▶ **TO DO**: Find how many lines in the data below include the word "sobre", then write only that number.

▶ **DATA SUPPLIED**:
::::::
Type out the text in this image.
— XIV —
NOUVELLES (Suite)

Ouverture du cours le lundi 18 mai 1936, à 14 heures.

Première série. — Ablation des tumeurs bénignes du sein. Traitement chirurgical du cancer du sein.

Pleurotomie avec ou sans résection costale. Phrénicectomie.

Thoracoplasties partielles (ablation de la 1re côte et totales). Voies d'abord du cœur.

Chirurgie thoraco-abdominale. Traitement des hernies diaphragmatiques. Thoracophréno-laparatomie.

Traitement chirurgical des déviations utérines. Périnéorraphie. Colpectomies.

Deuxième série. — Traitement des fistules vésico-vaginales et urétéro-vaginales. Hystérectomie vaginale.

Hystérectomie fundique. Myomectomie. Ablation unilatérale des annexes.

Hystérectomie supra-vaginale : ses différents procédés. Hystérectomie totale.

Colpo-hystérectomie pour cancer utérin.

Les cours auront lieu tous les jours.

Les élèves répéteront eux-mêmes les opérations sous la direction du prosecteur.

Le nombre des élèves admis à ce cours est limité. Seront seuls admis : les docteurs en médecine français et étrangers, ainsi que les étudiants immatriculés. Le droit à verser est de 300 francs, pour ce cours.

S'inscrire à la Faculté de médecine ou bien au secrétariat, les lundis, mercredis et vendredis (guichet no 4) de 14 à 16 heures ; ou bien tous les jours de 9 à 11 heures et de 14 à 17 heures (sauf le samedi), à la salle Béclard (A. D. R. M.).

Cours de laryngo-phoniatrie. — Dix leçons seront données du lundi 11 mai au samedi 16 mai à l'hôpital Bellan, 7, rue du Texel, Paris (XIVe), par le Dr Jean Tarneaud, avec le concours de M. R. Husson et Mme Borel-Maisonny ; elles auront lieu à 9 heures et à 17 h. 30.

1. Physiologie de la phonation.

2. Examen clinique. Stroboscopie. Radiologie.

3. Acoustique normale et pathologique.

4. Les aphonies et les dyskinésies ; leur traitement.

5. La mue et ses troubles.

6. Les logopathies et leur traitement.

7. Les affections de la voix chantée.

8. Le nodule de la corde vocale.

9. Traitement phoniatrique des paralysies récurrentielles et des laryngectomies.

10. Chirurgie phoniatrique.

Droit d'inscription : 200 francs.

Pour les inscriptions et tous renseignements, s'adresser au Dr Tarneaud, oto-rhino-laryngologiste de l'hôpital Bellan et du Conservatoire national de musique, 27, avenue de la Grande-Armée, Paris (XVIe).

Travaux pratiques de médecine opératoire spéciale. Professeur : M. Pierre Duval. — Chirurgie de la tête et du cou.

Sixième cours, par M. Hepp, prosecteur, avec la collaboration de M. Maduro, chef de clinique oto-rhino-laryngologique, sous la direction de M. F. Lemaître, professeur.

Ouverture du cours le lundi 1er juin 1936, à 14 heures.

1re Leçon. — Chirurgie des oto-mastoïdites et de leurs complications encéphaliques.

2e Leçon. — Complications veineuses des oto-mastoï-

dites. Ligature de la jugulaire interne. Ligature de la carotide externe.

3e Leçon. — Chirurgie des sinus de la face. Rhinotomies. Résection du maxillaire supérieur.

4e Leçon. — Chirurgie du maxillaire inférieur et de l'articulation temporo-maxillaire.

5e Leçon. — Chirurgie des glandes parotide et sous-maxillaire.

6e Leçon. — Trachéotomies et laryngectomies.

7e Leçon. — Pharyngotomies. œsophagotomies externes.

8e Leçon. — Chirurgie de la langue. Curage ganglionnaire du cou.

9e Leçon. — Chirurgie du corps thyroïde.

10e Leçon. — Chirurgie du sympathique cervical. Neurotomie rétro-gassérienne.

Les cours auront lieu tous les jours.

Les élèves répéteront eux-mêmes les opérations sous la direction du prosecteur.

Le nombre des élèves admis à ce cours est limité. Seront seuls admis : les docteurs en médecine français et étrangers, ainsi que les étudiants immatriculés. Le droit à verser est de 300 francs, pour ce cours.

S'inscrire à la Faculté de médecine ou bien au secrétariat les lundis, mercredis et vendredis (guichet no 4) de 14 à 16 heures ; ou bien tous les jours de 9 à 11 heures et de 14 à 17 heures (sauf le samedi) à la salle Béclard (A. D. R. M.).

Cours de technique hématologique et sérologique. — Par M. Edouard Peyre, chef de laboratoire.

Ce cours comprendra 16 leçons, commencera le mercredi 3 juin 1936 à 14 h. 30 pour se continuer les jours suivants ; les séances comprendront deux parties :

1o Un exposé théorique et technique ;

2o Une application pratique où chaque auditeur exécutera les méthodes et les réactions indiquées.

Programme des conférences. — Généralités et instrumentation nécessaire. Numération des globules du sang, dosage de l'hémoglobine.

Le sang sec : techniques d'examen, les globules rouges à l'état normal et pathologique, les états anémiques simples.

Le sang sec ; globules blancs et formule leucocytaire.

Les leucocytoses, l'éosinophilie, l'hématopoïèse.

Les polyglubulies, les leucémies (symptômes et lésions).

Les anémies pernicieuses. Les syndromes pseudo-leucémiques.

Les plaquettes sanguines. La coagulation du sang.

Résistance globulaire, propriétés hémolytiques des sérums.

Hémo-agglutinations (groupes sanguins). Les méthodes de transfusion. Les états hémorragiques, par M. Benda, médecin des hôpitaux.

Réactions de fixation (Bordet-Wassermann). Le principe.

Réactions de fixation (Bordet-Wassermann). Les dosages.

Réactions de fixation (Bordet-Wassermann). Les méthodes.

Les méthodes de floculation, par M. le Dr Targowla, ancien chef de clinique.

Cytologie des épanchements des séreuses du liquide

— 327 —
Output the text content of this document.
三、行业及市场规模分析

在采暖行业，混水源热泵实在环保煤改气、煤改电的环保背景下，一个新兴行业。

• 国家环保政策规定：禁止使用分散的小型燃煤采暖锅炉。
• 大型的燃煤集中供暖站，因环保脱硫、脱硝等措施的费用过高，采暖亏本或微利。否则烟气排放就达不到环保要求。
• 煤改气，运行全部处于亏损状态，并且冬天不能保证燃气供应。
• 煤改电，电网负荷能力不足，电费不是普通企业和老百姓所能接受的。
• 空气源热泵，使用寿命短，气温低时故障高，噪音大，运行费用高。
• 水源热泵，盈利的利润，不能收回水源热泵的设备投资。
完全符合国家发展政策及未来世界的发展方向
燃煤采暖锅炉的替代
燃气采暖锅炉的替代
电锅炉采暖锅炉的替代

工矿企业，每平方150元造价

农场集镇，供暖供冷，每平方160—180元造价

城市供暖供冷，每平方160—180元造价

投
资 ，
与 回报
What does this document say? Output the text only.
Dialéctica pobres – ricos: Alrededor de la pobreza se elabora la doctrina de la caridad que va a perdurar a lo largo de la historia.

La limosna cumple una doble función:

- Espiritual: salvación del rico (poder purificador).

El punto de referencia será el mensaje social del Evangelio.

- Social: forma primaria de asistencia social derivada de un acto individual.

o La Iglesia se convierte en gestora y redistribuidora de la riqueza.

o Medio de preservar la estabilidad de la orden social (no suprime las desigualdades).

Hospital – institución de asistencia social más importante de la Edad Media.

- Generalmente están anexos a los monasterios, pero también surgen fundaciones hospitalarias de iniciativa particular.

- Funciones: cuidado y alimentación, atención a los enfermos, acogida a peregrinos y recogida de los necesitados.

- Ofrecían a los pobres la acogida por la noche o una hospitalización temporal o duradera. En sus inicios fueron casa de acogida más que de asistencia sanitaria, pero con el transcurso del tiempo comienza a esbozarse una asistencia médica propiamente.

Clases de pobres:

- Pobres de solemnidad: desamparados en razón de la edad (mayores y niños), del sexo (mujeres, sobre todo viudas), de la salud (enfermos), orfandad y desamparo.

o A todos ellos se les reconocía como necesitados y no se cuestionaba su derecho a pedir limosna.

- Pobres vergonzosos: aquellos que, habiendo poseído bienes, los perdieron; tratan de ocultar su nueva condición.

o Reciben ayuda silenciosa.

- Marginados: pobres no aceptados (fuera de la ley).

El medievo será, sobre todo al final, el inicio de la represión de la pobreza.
::::::
▶ **RESPONSE**: 2